* Dataset extract:
START

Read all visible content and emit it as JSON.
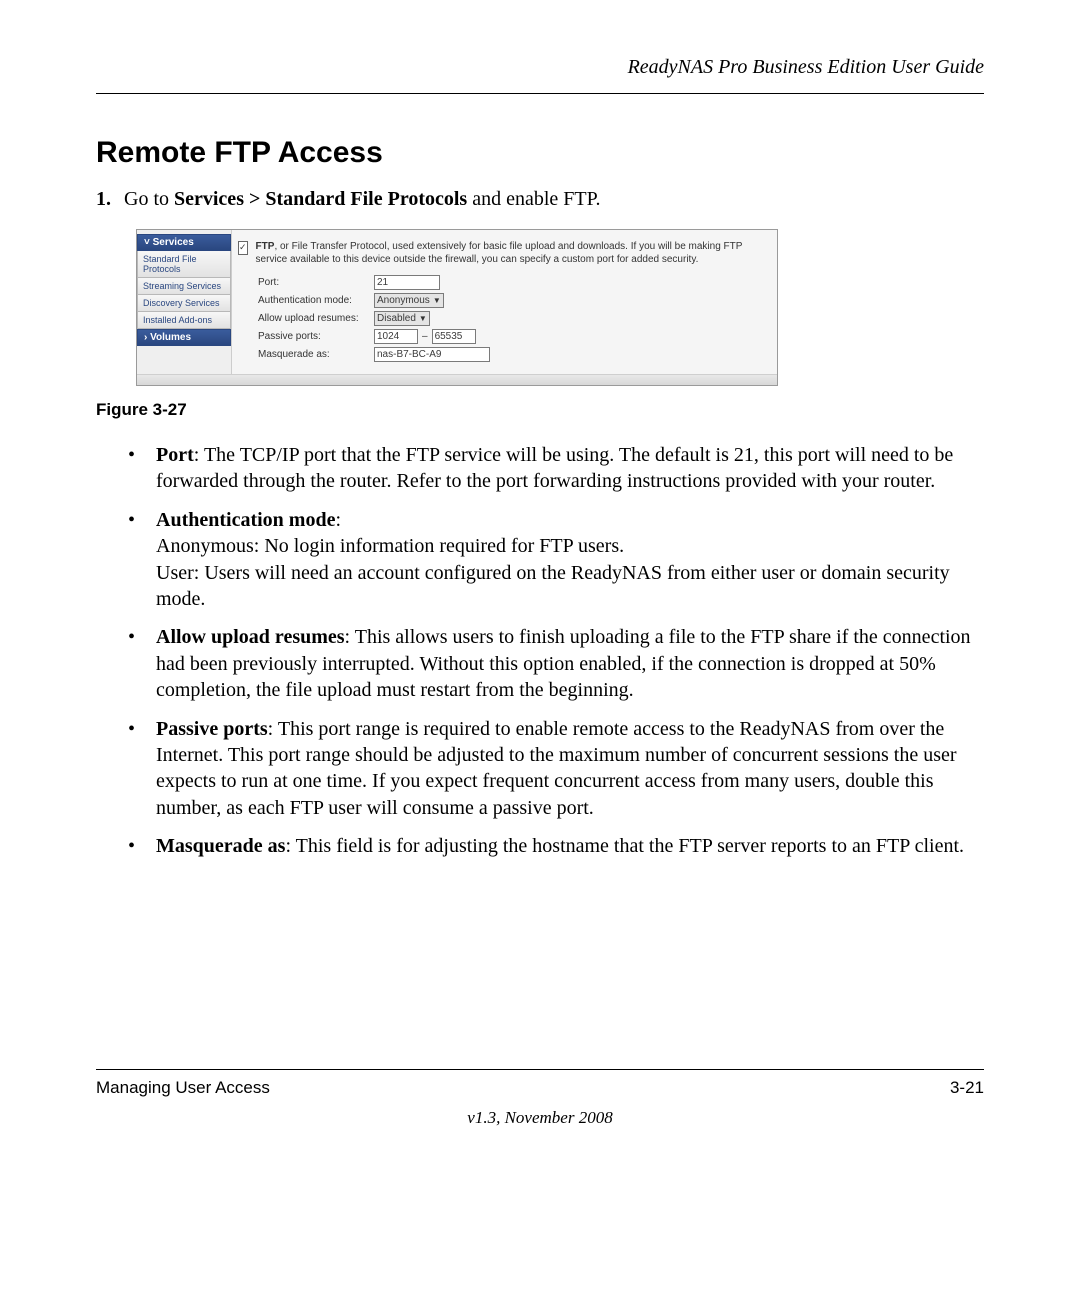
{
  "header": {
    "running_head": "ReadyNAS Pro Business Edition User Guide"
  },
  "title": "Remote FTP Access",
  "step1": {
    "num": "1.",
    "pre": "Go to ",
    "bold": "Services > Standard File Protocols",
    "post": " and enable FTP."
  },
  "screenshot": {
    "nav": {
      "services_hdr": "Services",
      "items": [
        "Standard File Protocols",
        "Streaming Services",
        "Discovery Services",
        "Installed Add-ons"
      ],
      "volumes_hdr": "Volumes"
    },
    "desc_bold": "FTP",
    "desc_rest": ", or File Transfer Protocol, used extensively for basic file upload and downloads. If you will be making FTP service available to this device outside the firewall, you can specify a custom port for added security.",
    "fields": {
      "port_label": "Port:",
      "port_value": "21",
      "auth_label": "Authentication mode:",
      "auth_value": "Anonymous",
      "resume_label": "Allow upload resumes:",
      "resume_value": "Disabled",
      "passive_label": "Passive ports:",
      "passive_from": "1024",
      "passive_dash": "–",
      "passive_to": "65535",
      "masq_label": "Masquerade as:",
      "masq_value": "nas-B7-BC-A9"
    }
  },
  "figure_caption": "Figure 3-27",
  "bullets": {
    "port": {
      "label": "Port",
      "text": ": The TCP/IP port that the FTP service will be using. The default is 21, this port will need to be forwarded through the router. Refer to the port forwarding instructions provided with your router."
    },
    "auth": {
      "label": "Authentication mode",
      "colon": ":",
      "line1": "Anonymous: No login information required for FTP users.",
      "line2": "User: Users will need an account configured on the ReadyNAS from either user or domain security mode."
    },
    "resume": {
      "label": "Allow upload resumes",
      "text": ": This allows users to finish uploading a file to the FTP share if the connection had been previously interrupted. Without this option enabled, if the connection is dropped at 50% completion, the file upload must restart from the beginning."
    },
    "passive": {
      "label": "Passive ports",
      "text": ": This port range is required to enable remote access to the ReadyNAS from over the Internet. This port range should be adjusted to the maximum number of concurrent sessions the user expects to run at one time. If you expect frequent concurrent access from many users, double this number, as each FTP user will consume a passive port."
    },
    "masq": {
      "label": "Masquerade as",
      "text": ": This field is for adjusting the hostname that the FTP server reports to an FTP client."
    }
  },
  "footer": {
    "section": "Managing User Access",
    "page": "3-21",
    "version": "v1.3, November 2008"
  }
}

END
START

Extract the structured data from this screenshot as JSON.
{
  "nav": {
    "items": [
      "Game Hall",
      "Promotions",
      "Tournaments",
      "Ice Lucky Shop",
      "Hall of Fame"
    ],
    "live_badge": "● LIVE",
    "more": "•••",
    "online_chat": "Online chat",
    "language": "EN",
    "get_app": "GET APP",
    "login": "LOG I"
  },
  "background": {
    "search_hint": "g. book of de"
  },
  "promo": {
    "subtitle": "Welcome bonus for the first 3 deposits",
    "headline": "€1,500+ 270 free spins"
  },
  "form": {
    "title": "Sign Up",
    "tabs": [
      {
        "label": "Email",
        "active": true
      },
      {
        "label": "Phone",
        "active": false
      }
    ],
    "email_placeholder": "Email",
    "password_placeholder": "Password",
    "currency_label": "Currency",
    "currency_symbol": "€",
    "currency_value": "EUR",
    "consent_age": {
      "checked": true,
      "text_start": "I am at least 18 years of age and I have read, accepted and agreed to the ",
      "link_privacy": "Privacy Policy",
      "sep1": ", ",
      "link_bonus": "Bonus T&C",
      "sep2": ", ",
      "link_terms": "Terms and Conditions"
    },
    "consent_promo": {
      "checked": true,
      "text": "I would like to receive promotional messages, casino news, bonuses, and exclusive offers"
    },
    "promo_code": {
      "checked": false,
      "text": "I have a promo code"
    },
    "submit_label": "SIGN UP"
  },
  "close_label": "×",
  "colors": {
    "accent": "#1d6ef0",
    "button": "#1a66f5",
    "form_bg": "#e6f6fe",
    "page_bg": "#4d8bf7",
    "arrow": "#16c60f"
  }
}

END
START

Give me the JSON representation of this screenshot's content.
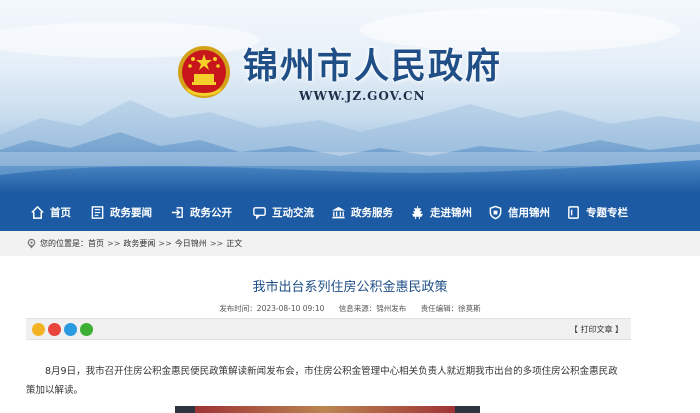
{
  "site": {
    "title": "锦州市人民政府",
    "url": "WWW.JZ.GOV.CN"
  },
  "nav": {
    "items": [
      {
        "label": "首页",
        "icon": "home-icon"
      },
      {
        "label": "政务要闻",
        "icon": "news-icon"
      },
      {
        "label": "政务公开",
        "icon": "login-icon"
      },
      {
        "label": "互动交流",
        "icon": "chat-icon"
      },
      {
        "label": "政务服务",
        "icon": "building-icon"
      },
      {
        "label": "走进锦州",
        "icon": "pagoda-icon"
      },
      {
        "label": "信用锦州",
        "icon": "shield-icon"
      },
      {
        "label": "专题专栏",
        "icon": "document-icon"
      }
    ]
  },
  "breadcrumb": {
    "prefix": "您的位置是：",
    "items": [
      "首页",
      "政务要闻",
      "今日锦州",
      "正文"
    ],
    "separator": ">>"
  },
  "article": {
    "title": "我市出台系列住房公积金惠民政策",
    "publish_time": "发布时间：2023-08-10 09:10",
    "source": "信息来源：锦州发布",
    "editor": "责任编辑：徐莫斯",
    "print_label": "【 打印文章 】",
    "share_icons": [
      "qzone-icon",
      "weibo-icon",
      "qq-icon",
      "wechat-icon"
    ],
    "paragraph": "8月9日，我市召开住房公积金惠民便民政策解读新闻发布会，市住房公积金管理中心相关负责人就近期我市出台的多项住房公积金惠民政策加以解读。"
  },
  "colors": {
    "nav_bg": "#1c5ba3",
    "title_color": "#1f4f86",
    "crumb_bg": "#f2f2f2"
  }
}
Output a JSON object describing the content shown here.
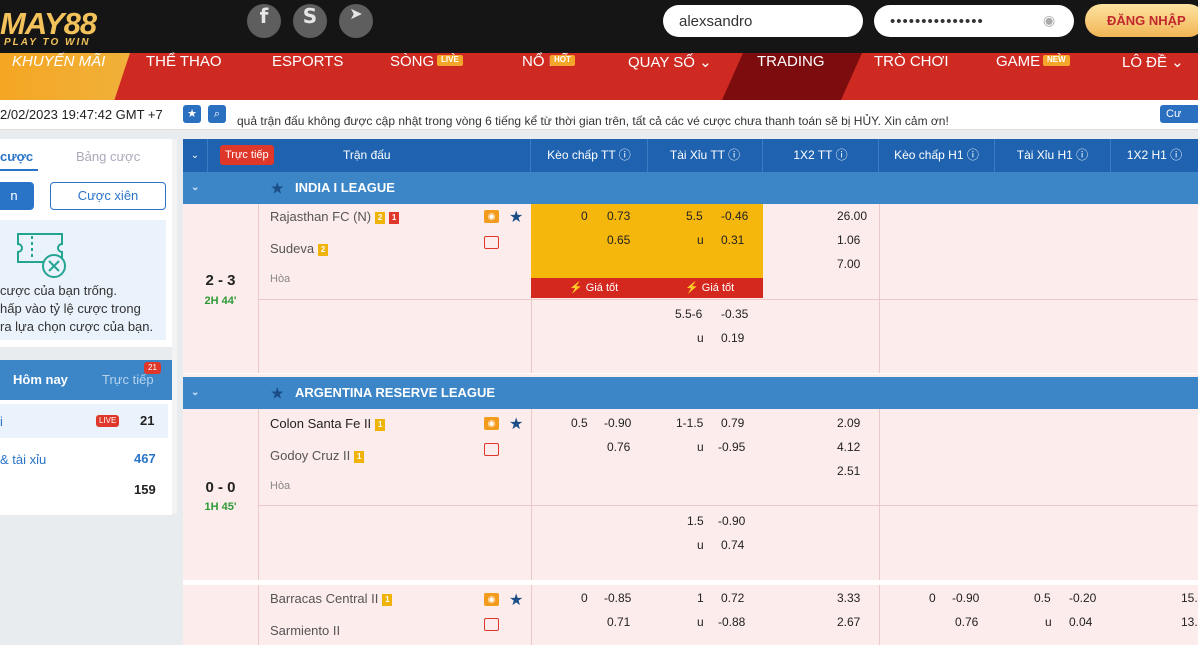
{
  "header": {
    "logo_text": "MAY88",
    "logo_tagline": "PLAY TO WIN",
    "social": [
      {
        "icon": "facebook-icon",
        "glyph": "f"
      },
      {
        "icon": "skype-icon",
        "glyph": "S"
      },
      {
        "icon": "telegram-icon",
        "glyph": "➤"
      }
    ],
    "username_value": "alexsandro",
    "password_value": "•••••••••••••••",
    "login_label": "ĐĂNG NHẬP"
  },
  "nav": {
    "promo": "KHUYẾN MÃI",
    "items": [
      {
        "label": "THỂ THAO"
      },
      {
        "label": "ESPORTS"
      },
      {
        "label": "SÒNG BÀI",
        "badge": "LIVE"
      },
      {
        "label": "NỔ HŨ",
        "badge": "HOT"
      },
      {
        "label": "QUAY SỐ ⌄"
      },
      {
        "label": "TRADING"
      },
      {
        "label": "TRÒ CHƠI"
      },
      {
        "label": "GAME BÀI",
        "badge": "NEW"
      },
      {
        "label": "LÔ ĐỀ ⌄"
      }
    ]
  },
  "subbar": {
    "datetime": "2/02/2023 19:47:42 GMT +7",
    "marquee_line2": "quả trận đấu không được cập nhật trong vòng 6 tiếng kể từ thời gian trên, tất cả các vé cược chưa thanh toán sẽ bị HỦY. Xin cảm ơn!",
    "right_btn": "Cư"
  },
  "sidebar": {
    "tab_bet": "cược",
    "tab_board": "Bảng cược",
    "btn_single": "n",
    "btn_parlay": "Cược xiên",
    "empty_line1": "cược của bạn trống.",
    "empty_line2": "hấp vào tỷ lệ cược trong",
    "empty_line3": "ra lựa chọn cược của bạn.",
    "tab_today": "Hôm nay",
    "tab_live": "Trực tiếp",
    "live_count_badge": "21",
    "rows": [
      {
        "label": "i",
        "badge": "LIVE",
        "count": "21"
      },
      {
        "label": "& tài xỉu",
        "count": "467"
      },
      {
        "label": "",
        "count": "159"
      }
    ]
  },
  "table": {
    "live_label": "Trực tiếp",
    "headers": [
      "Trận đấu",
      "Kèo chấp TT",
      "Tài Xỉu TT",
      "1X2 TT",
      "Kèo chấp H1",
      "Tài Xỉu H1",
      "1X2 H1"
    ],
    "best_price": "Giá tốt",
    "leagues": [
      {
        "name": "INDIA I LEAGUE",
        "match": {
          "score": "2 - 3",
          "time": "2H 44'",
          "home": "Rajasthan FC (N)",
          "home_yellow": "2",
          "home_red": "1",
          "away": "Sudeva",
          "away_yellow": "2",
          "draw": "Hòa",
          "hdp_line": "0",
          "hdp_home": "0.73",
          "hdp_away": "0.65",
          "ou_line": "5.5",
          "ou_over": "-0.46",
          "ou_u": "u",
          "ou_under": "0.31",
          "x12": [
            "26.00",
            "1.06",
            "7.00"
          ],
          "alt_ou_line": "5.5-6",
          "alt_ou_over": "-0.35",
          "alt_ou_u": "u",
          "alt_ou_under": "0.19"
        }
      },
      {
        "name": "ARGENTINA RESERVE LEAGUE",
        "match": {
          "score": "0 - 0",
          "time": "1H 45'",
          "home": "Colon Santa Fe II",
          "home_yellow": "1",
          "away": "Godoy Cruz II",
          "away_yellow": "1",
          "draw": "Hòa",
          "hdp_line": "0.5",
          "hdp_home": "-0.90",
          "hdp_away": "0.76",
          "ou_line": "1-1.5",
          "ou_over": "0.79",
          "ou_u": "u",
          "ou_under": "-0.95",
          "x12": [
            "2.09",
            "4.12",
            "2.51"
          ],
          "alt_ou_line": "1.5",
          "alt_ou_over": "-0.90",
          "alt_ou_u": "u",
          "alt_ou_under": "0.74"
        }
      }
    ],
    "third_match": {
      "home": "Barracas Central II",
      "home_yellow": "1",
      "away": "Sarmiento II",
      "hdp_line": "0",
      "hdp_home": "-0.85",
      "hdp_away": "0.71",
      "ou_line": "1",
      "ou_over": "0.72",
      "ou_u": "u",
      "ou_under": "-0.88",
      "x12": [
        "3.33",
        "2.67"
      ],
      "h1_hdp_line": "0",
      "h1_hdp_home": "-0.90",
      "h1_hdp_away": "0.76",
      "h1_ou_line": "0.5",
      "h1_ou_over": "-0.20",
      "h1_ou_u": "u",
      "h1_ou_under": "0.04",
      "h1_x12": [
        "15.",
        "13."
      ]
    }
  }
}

END

* Task details: Where a line contains "Trực", copy that line.

* Response to this task:
    "tab_live": "Trực tiếp",
    "live_label": "Trực tiếp",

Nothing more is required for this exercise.